§ **Document excerpt**
Tutorial
This tutorial will guide you through all the steps needed to (i) add new data sources to WARCProcessor, (ii) understand all kind of datasources and their parameters, (iii) configure the properties of output corpora and finally, (iv) build your corpora.
Contents
1 Creating WARCProcessor Datasources
In order to carry out empirical experiments to solve web-spam problem, researchers should compile different collections of spam and ham web sites. WARCProcessor compiles information sources (datasources) to build required datasets for research. A datasource is a mechanism that provide classified websites to be included into an output dataset.
WARCProcessor currently supports 5 kinds of datasources including: (i) CSVDS, (ii) ArffDS, (iii) FileDS, (iv) WarcDS and (v) CorpusDS.
Every datasources can be easily created using the "New" option from "Datasource" menu.
Press the "New" button on the toolbar.
Automatically WARCProcessor shows in its right side the assistant to
guide throw the process of creating a new Data Source.
In the assistant pannel, you should click the button "New Datasource"
The first step of the assistant prompts for the following Data Source information: (i) Name (useful to identificate the datasource), (2) path to Data Source files (where input files are located) and, finally (iii) Data Source type (please see subsections).
After filling the information, user should use the button "Continue" to advance to next window.
The second parameter allows user to discard from Data Sources information sites that are not write in a specified set of languages.

§ **Tasks for this exercise**
- a) Please revise the stretch of the WARCProcessor tutorial from "Automatically WARCProcessor shows" through "to next window.", replacing "assistant" with "wizard".
- b) Answer these questions from the WARCProcessor tutorial:
(i) How many kinds of datasources does WARCProcessor currently support?
(ii) Which button moves the user on to the next window after the information is filled in?
(iii) What is the Name field useful for?
- c) Extend the WARCProcessor tutorial, picking up after its final sentence.
The lines that come next have no connection to the WARCProcessor tutorial.

§ **Given information**
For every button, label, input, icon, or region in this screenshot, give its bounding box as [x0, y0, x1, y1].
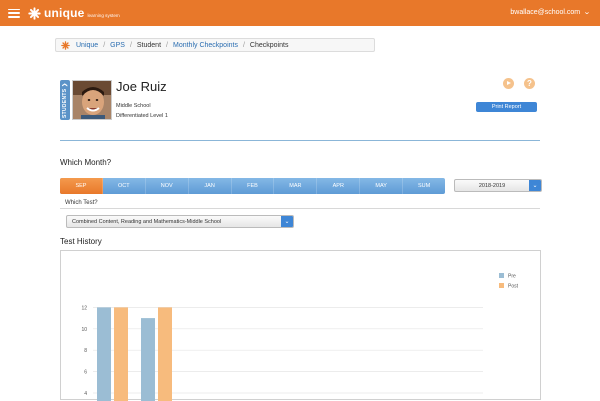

§ **Responses to the tasks**
- a)
Automatically WARCProcessor shows in its right side the wizard to
guide throw the process of creating a new Data Source.
In the wizard pannel, you should click the button "New Datasource"
The first step of the wizard prompts for the following Data Source information: (i) Name (useful to identificate the datasource), (2) path to Data Source files (where input files are located) and, finally (iii) Data Source type (please see subsections).
After filling the information, user should use the button "Continue" to advance to next window.

- b)
(i) Five: CSVDS, ArffDS, FileDS, WarcDS and CorpusDS.
(ii) The "Continue" button.
(iii) Identifying the datasource.

- c)
If a language source filtering is not required for experimentation
purposes you can keep de default value for the property "All languages".
However, if you want to filter languages, you can select "No" for this
property and select required languages using lists shown below.
When language configuration issues get defined "Continue" button will
present the specific datasource configuration section.
The specific configuration section compiles detailed properties of the
dataset. You should note that "Parameters" section is specific for each
kind of dataset (please see subsections to discover how to configure
each kind of dataset).
The check "Spam" should be enabled if all instances (sites) included in
the Data Source belongs to the same class (spam|ham). If yes, user
must select if message is spam or not. This feature should be used
only when the Data Set does not include information about the class of
each website and all websites belongs to the same class.
"Max Elements" option allows to limit the maximum number of elements
(websites) that can be extracted from the current Data Source when
composing each corpora.
After configuring properly these options and the "Parameters" section
(specific for each kind of dataset), user should use "Continue" button
to advance to the confirmation section.
The last screen of the assistant show all values compiled during its steps to confirm the information included in the dataset. If the information is right, user can press the button "Finalize" to finish the assistant and create the dataset. Otherwise, user can step backward using the button "Go back" to fix errors in previous steps.
Next subsections presents the different kinds of Data Sources including their file/directory structure and the parameters to be configured in the third step of the assistant.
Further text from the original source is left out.